Tally the lines below that contain the word "data", and give only that number.

════════

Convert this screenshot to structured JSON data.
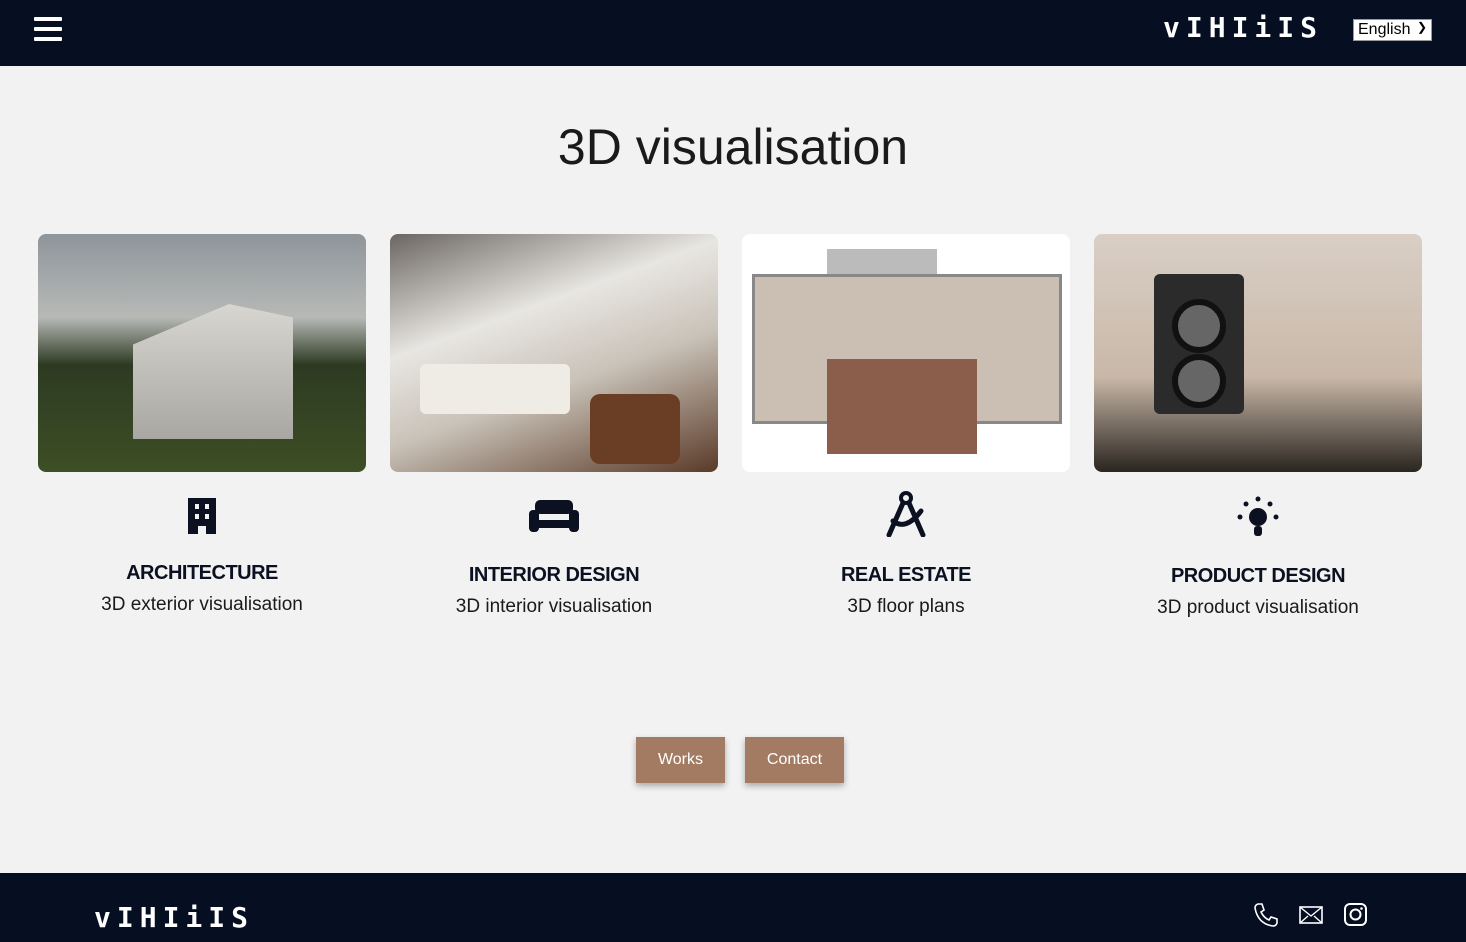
{
  "header": {
    "logo": "vIHIiIS",
    "language": "English",
    "menu_icon": "hamburger-icon"
  },
  "page_title": "3D visualisation",
  "cards": [
    {
      "title": "ARCHITECTURE",
      "subtitle": "3D exterior visualisation",
      "icon": "building-icon"
    },
    {
      "title": "INTERIOR DESIGN",
      "subtitle": "3D interior visualisation",
      "icon": "couch-icon"
    },
    {
      "title": "REAL ESTATE",
      "subtitle": "3D floor plans",
      "icon": "compass-drafting-icon"
    },
    {
      "title": "PRODUCT DESIGN",
      "subtitle": "3D product visualisation",
      "icon": "lightbulb-icon"
    }
  ],
  "buttons": {
    "works": "Works",
    "contact": "Contact"
  },
  "footer": {
    "logo": "vIHIiIS",
    "icons": [
      "phone-icon",
      "mail-icon",
      "instagram-icon"
    ]
  },
  "colors": {
    "navy": "#060f22",
    "button": "#a27b62",
    "background": "#f2f2f2"
  }
}
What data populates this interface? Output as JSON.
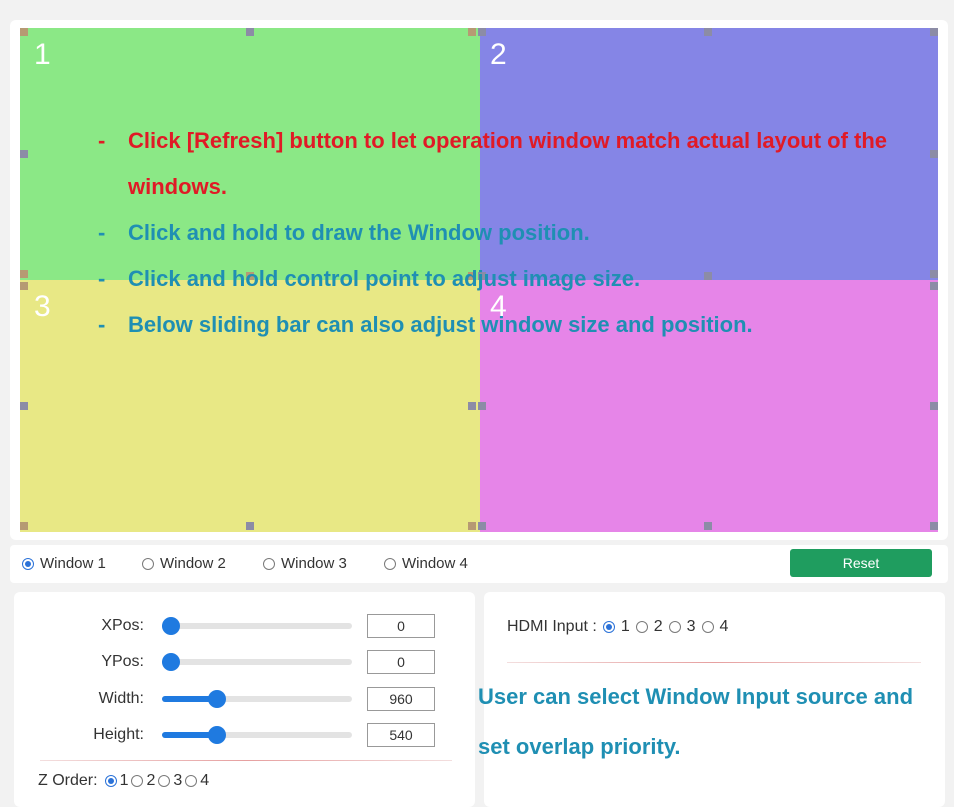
{
  "quadrants": [
    {
      "label": "1",
      "color": "#8be886"
    },
    {
      "label": "2",
      "color": "#8585e6"
    },
    {
      "label": "3",
      "color": "#e8e885"
    },
    {
      "label": "4",
      "color": "#e685e8"
    }
  ],
  "instructions": {
    "line1_dash": "-",
    "line1": "Click [Refresh] button to let operation window match actual layout of the windows.",
    "line2_dash": "-",
    "line2": "Click and hold to draw the Window position.",
    "line3_dash": "-",
    "line3": "Click and hold control point to adjust image size.",
    "line4_dash": "-",
    "line4": "Below sliding bar can also adjust window size and position.",
    "red_color": "#e01a26",
    "teal_color": "#1f8fb3"
  },
  "window_select": {
    "options": [
      "Window 1",
      "Window 2",
      "Window 3",
      "Window 4"
    ],
    "selected": "Window 1"
  },
  "reset_label": "Reset",
  "sliders": {
    "xpos": {
      "label": "XPos:",
      "value": "0",
      "fraction": 0.0
    },
    "ypos": {
      "label": "YPos:",
      "value": "0",
      "fraction": 0.0
    },
    "width": {
      "label": "Width:",
      "value": "960",
      "fraction": 0.27
    },
    "height": {
      "label": "Height:",
      "value": "540",
      "fraction": 0.27
    }
  },
  "z_order": {
    "label": "Z Order:",
    "options": [
      "1",
      "2",
      "3",
      "4"
    ],
    "selected": "1"
  },
  "hdmi_input": {
    "label": "HDMI Input :",
    "options": [
      "1",
      "2",
      "3",
      "4"
    ],
    "selected": "1"
  },
  "right_note": "User can select Window Input source and set overlap priority.",
  "accent_color": "#1f7ae0",
  "reset_color": "#1f9d5f"
}
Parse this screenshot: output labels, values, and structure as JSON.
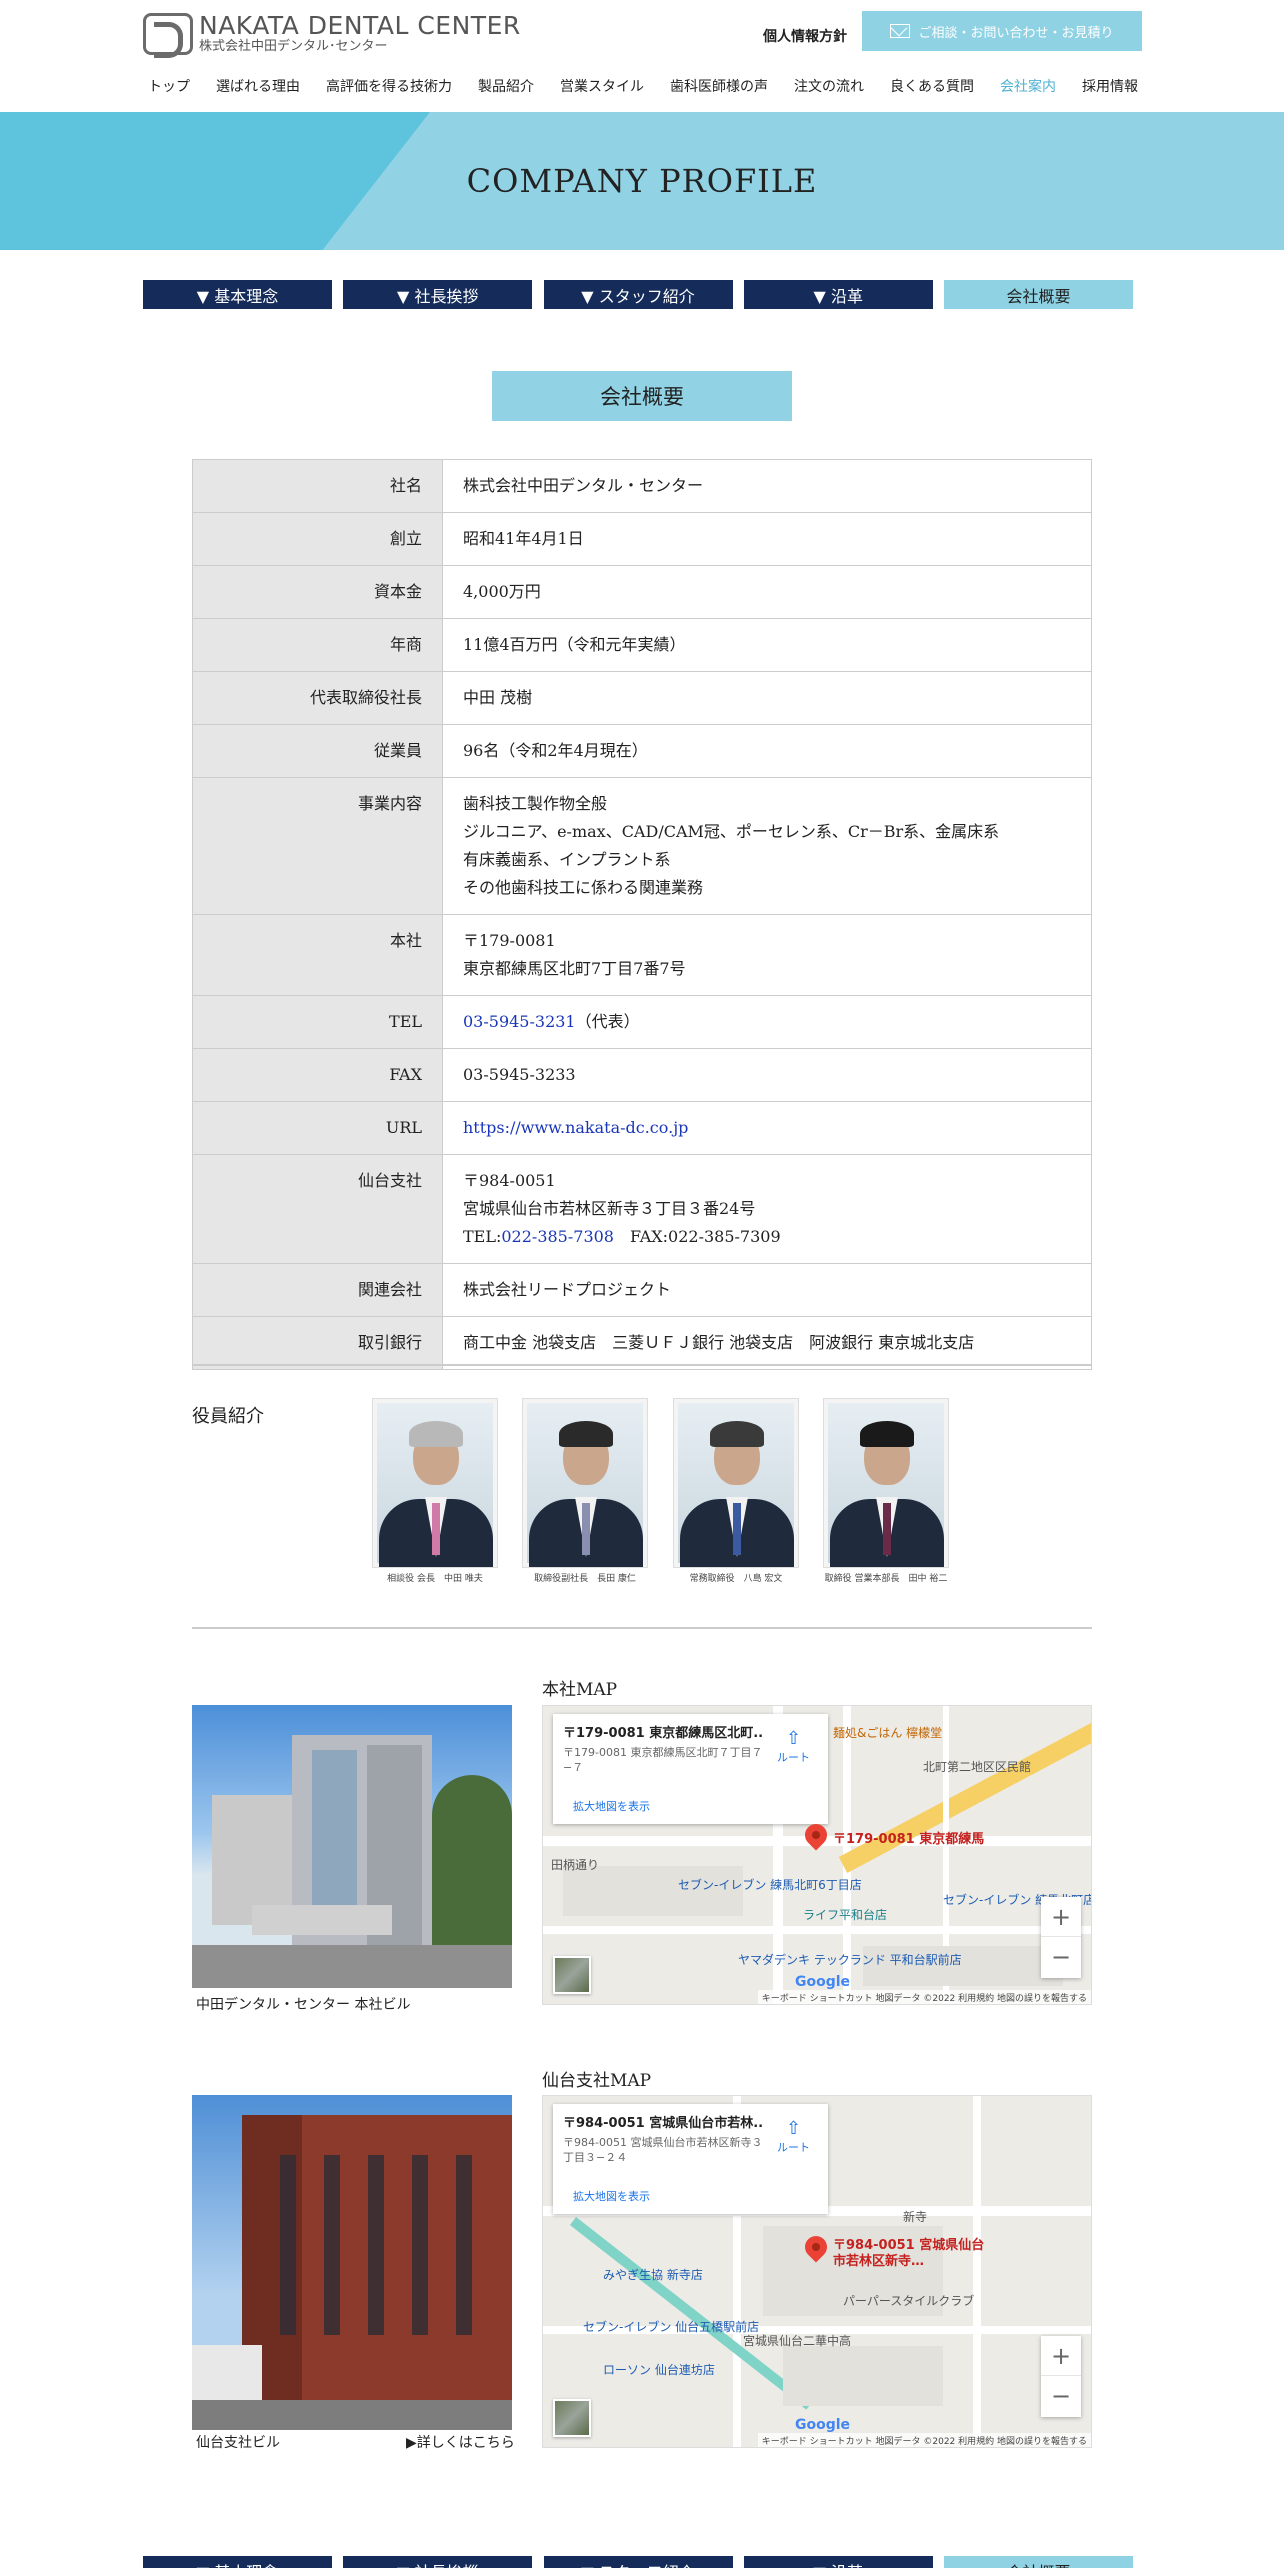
{
  "header": {
    "logo_main": "NAKATA DENTAL CENTER",
    "logo_sub": "株式会社中田デンタル･センター",
    "privacy": "個人情報方針",
    "contact": "ご相談・お問い合わせ・お見積り"
  },
  "nav": [
    "トップ",
    "選ばれる理由",
    "高評価を得る技術力",
    "製品紹介",
    "営業スタイル",
    "歯科医師様の声",
    "注文の流れ",
    "良くある質問",
    "会社案内",
    "採用情報"
  ],
  "hero_title": "COMPANY PROFILE",
  "subnav": [
    "▼ 基本理念",
    "▼ 社長挨拶",
    "▼ スタッフ紹介",
    "▼ 沿革",
    "会社概要"
  ],
  "section_title": "会社概要",
  "table": [
    {
      "label": "社名",
      "lines": [
        "株式会社中田デンタル・センター"
      ]
    },
    {
      "label": "創立",
      "lines": [
        "昭和41年4月1日"
      ]
    },
    {
      "label": "資本金",
      "lines": [
        "4,000万円"
      ]
    },
    {
      "label": "年商",
      "lines": [
        "11億4百万円（令和元年実績）"
      ]
    },
    {
      "label": "代表取締役社長",
      "lines": [
        "中田 茂樹"
      ]
    },
    {
      "label": "従業員",
      "lines": [
        "96名（令和2年4月現在）"
      ]
    },
    {
      "label": "事業内容",
      "lines": [
        "歯科技工製作物全般",
        "ジルコニア、e-max、CAD/CAM冠、ポーセレン系、Cr－Br系、金属床系",
        "有床義歯系、インプラント系",
        "その他歯科技工に係わる関連業務"
      ]
    },
    {
      "label": "本社",
      "lines": [
        "〒179-0081",
        "東京都練馬区北町7丁目7番7号"
      ]
    },
    {
      "label": "TEL",
      "tel": "03-5945-3231",
      "suffix": "（代表）"
    },
    {
      "label": "FAX",
      "lines": [
        "03-5945-3233"
      ]
    },
    {
      "label": "URL",
      "url": "https://www.nakata-dc.co.jp"
    },
    {
      "label": "仙台支社",
      "zip": "〒984-0051",
      "addr": "宮城県仙台市若林区新寺３丁目３番24号",
      "tel_prefix": "TEL:",
      "tel": "022-385-7308",
      "fax": "　FAX:022-385-7309"
    },
    {
      "label": "関連会社",
      "lines": [
        "株式会社リードプロジェクト"
      ]
    },
    {
      "label": "取引銀行",
      "lines": [
        "商工中金 池袋支店　三菱ＵＦＪ銀行 池袋支店　阿波銀行 東京城北支店"
      ]
    }
  ],
  "officers": {
    "label": "役員紹介",
    "items": [
      {
        "caption": "相談役 会長　中田 唯夫",
        "hair": "#b8b8b8",
        "tie": "#d07aa8"
      },
      {
        "caption": "取締役副社長　長田 康仁",
        "hair": "#2a2a2a",
        "tie": "#8a8fb0"
      },
      {
        "caption": "常務取締役　八島 宏文",
        "hair": "#3a3a3a",
        "tie": "#3b5aa0"
      },
      {
        "caption": "取締役 営業本部長　田中 裕二",
        "hair": "#1a1a1a",
        "tie": "#6a2b48"
      }
    ]
  },
  "hq": {
    "map_label": "本社MAP",
    "building_caption": "中田デンタル・センター 本社ビル",
    "info_title": "〒179-0081 東京都練馬区北町...",
    "info_addr": "〒179-0081 東京都練馬区北町７丁目７−７",
    "route": "ルート",
    "enlarge": "拡大地図を表示",
    "pin_label": "〒179-0081 東京都練馬",
    "pois": [
      "セブン-イレブン 練馬北町6丁目店",
      "ライフ平和台店",
      "ヤマダデンキ テックランド 平和台駅前店",
      "北町第二地区区民館",
      "セブン-イレブン 練馬北町店",
      "田柄通り",
      "麺処&ごはん 檸檬堂"
    ],
    "attribution": "キーボード ショートカット  地図データ ©2022  利用規約  地図の誤りを報告する"
  },
  "sendai": {
    "map_label": "仙台支社MAP",
    "building_caption": "仙台支社ビル",
    "detail": "▶詳しくはこちら",
    "info_title": "〒984-0051 宮城県仙台市若林...",
    "info_addr": "〒984-0051 宮城県仙台市若林区新寺３丁目３−２４",
    "route": "ルート",
    "enlarge": "拡大地図を表示",
    "pin_label": "〒984-0051 宮城県仙台市若林区新寺…",
    "pois": [
      "みやぎ生協 新寺店",
      "セブン-イレブン 仙台五橋駅前店",
      "ローソン 仙台連坊店",
      "宮城県仙台二華中高",
      "パーパースタイルクラブ",
      "新寺"
    ],
    "attribution": "キーボード ショートカット  地図データ ©2022  利用規約  地図の誤りを報告する"
  },
  "maps_common": {
    "google": "Google",
    "zoom_in": "+",
    "zoom_out": "−"
  },
  "colors": {
    "accent": "#8fd2e3",
    "navy": "#152c5b",
    "link": "#1a36b8"
  }
}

════════

■ **RESPONSE**: 2